Set problem: Go through the listing and return every line with "title" in it.

Entries from a dataset:
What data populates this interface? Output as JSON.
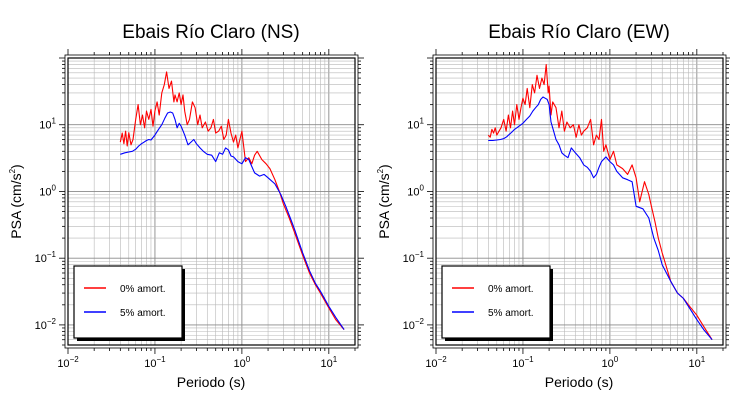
{
  "chart_data": [
    {
      "type": "line",
      "title": "Ebais Río Claro (NS)",
      "xlabel": "Periodo (s)",
      "ylabel": "PSA (cm/s",
      "ylabel_sup": "2",
      "ylabel_tail": ")",
      "xscale": "log",
      "yscale": "log",
      "xlim": [
        0.01,
        20
      ],
      "ylim": [
        0.005,
        100
      ],
      "x_ticks": [
        {
          "value": 0.01,
          "base": "10",
          "exp": "−2"
        },
        {
          "value": 0.1,
          "base": "10",
          "exp": "−1"
        },
        {
          "value": 1,
          "base": "10",
          "exp": "0"
        },
        {
          "value": 10,
          "base": "10",
          "exp": "1"
        }
      ],
      "y_ticks": [
        {
          "value": 0.01,
          "base": "10",
          "exp": "−2"
        },
        {
          "value": 0.1,
          "base": "10",
          "exp": "−1"
        },
        {
          "value": 1,
          "base": "10",
          "exp": "0"
        },
        {
          "value": 10,
          "base": "10",
          "exp": "1"
        }
      ],
      "grid": true,
      "legend_position": "bottom-left",
      "series": [
        {
          "name": "0% amort.",
          "color": "#ff0000",
          "x": [
            0.04,
            0.042,
            0.044,
            0.046,
            0.048,
            0.05,
            0.053,
            0.056,
            0.06,
            0.064,
            0.068,
            0.072,
            0.076,
            0.08,
            0.085,
            0.09,
            0.095,
            0.1,
            0.106,
            0.112,
            0.12,
            0.128,
            0.136,
            0.145,
            0.155,
            0.165,
            0.17,
            0.18,
            0.19,
            0.2,
            0.21,
            0.22,
            0.235,
            0.25,
            0.27,
            0.29,
            0.31,
            0.33,
            0.35,
            0.38,
            0.41,
            0.44,
            0.47,
            0.5,
            0.54,
            0.58,
            0.62,
            0.66,
            0.7,
            0.75,
            0.8,
            0.85,
            0.9,
            0.95,
            1.0,
            1.1,
            1.2,
            1.3,
            1.4,
            1.5,
            1.7,
            1.9,
            2.1,
            2.4,
            2.7,
            3.0,
            3.5,
            4.0,
            5.0,
            6.0,
            7.0,
            8.0,
            10.0,
            12.0,
            15.0
          ],
          "y": [
            5.5,
            7.5,
            5.2,
            8.0,
            4.8,
            7.6,
            5.0,
            6.0,
            12.0,
            20.0,
            10.0,
            14.0,
            9.0,
            16.0,
            12.0,
            17.0,
            9.5,
            16.0,
            22.0,
            14.0,
            30.0,
            40.0,
            62.0,
            35.0,
            45.0,
            22.0,
            28.0,
            22.0,
            30.0,
            20.0,
            28.0,
            16.0,
            10.0,
            12.0,
            22.0,
            18.0,
            10.0,
            14.0,
            9.0,
            11.0,
            8.0,
            9.0,
            12.0,
            7.5,
            8.0,
            9.5,
            6.0,
            7.0,
            12.0,
            7.5,
            5.5,
            7.0,
            4.5,
            6.0,
            8.0,
            2.8,
            3.2,
            2.6,
            3.5,
            4.0,
            3.0,
            2.6,
            2.2,
            1.5,
            1.0,
            0.65,
            0.4,
            0.25,
            0.11,
            0.06,
            0.04,
            0.03,
            0.018,
            0.012,
            0.0085
          ]
        },
        {
          "name": "5% amort.",
          "color": "#0000ff",
          "x": [
            0.04,
            0.045,
            0.05,
            0.055,
            0.06,
            0.065,
            0.07,
            0.075,
            0.08,
            0.085,
            0.09,
            0.1,
            0.11,
            0.12,
            0.13,
            0.14,
            0.15,
            0.16,
            0.17,
            0.18,
            0.19,
            0.2,
            0.22,
            0.24,
            0.26,
            0.28,
            0.3,
            0.33,
            0.36,
            0.4,
            0.45,
            0.5,
            0.55,
            0.6,
            0.65,
            0.7,
            0.75,
            0.8,
            0.9,
            1.0,
            1.1,
            1.2,
            1.4,
            1.6,
            1.8,
            2.0,
            2.4,
            2.8,
            3.2,
            3.6,
            4.0,
            5.0,
            6.0,
            7.0,
            8.0,
            10.0,
            12.0,
            15.0
          ],
          "y": [
            3.6,
            3.8,
            3.9,
            4.0,
            4.3,
            4.8,
            5.2,
            5.5,
            5.8,
            6.0,
            5.9,
            7.0,
            8.5,
            10.0,
            12.5,
            15.0,
            15.5,
            15.0,
            12.0,
            9.0,
            10.5,
            9.5,
            7.0,
            5.0,
            5.5,
            6.0,
            5.2,
            4.5,
            4.0,
            3.6,
            3.5,
            2.8,
            3.8,
            3.6,
            4.5,
            4.2,
            3.4,
            3.3,
            2.8,
            2.6,
            3.2,
            3.0,
            1.9,
            1.7,
            1.8,
            1.6,
            1.3,
            0.9,
            0.6,
            0.4,
            0.28,
            0.12,
            0.065,
            0.042,
            0.032,
            0.019,
            0.013,
            0.0085
          ]
        }
      ]
    },
    {
      "type": "line",
      "title": "Ebais Río Claro (EW)",
      "xlabel": "Periodo (s)",
      "ylabel": "PSA (cm/s",
      "ylabel_sup": "2",
      "ylabel_tail": ")",
      "xscale": "log",
      "yscale": "log",
      "xlim": [
        0.01,
        20
      ],
      "ylim": [
        0.005,
        100
      ],
      "x_ticks": [
        {
          "value": 0.01,
          "base": "10",
          "exp": "−2"
        },
        {
          "value": 0.1,
          "base": "10",
          "exp": "−1"
        },
        {
          "value": 1,
          "base": "10",
          "exp": "0"
        },
        {
          "value": 10,
          "base": "10",
          "exp": "1"
        }
      ],
      "y_ticks": [
        {
          "value": 0.01,
          "base": "10",
          "exp": "−2"
        },
        {
          "value": 0.1,
          "base": "10",
          "exp": "−1"
        },
        {
          "value": 1,
          "base": "10",
          "exp": "0"
        },
        {
          "value": 10,
          "base": "10",
          "exp": "1"
        }
      ],
      "grid": true,
      "legend_position": "bottom-left",
      "series": [
        {
          "name": "0% amort.",
          "color": "#ff0000",
          "x": [
            0.04,
            0.042,
            0.044,
            0.046,
            0.048,
            0.05,
            0.053,
            0.056,
            0.06,
            0.064,
            0.068,
            0.072,
            0.076,
            0.08,
            0.085,
            0.09,
            0.095,
            0.1,
            0.106,
            0.112,
            0.12,
            0.128,
            0.136,
            0.145,
            0.155,
            0.165,
            0.175,
            0.185,
            0.195,
            0.2,
            0.21,
            0.22,
            0.24,
            0.26,
            0.28,
            0.3,
            0.32,
            0.35,
            0.38,
            0.41,
            0.44,
            0.47,
            0.5,
            0.55,
            0.6,
            0.65,
            0.7,
            0.75,
            0.8,
            0.85,
            0.9,
            1.0,
            1.1,
            1.2,
            1.4,
            1.6,
            1.8,
            2.0,
            2.2,
            2.5,
            2.8,
            3.0,
            3.3,
            3.6,
            4.0,
            5.0,
            6.0,
            7.0,
            8.0,
            10.0,
            12.0,
            15.0
          ],
          "y": [
            7.0,
            6.5,
            8.5,
            7.5,
            9.0,
            7.0,
            8.0,
            9.0,
            12.0,
            8.0,
            14.0,
            9.0,
            16.0,
            10.0,
            20.0,
            12.0,
            18.0,
            25.0,
            20.0,
            35.0,
            18.0,
            40.0,
            30.0,
            55.0,
            35.0,
            50.0,
            40.0,
            80.0,
            30.0,
            38.0,
            14.0,
            22.0,
            18.0,
            9.0,
            16.0,
            8.0,
            11.0,
            9.0,
            10.0,
            6.5,
            10.0,
            7.0,
            8.0,
            9.0,
            12.0,
            5.0,
            7.0,
            6.0,
            12.0,
            4.0,
            5.0,
            3.0,
            4.0,
            2.5,
            2.2,
            1.8,
            2.5,
            1.6,
            0.7,
            1.4,
            0.9,
            0.6,
            0.35,
            0.2,
            0.12,
            0.045,
            0.03,
            0.025,
            0.02,
            0.014,
            0.0095,
            0.006
          ]
        },
        {
          "name": "5% amort.",
          "color": "#0000ff",
          "x": [
            0.04,
            0.045,
            0.05,
            0.055,
            0.06,
            0.065,
            0.07,
            0.075,
            0.08,
            0.085,
            0.09,
            0.1,
            0.11,
            0.12,
            0.13,
            0.14,
            0.15,
            0.16,
            0.17,
            0.18,
            0.19,
            0.2,
            0.21,
            0.22,
            0.24,
            0.26,
            0.28,
            0.3,
            0.33,
            0.36,
            0.4,
            0.45,
            0.5,
            0.55,
            0.6,
            0.65,
            0.7,
            0.75,
            0.8,
            0.9,
            1.0,
            1.1,
            1.2,
            1.4,
            1.6,
            1.8,
            2.0,
            2.4,
            2.8,
            3.2,
            3.6,
            4.0,
            5.0,
            6.0,
            7.0,
            8.0,
            10.0,
            12.0,
            15.0
          ],
          "y": [
            5.8,
            5.8,
            5.9,
            6.0,
            6.2,
            6.6,
            7.2,
            7.8,
            8.5,
            9.0,
            9.5,
            10.5,
            12.0,
            13.5,
            16.0,
            18.0,
            20.0,
            24.0,
            26.0,
            25.0,
            24.0,
            20.0,
            11.0,
            9.0,
            6.0,
            5.0,
            3.8,
            3.5,
            3.2,
            4.5,
            3.8,
            3.2,
            2.5,
            2.3,
            2.0,
            1.6,
            1.8,
            2.3,
            2.8,
            3.3,
            2.8,
            2.5,
            2.0,
            1.6,
            1.5,
            1.4,
            0.6,
            0.55,
            0.4,
            0.2,
            0.13,
            0.08,
            0.045,
            0.03,
            0.025,
            0.019,
            0.012,
            0.0085,
            0.006
          ]
        }
      ]
    }
  ]
}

Response to the exercise:
      "title": "Ebais Río Claro (NS)",
      "title": "Ebais Río Claro (EW)",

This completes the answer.